## Records to use
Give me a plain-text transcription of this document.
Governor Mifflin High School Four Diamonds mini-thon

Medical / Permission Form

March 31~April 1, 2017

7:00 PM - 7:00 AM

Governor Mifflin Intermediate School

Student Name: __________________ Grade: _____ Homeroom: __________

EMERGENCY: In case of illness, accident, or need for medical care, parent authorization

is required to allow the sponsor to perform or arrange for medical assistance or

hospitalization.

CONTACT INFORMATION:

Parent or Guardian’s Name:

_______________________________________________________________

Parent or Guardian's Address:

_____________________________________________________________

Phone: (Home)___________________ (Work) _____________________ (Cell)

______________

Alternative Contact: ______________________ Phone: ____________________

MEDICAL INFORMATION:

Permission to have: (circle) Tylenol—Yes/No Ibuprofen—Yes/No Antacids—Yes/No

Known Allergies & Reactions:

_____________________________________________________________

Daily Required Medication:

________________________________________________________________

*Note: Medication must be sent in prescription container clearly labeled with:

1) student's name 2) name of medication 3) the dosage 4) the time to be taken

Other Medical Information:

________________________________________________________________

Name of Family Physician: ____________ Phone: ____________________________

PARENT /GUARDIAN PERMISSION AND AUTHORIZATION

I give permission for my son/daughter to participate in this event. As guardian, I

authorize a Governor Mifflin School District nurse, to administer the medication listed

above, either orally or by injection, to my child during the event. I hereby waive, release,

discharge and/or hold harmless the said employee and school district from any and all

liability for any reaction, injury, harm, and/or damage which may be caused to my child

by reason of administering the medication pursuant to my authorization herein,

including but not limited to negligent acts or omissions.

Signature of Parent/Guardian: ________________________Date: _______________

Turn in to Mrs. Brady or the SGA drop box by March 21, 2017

## Work instructions
Copy, from the material above, each line in which the string "event" occurs.

## Full solution
I give permission for my son/daughter to participate in this event. As guardian, I
above, either orally or by injection, to my child during the event. I hereby waive, release,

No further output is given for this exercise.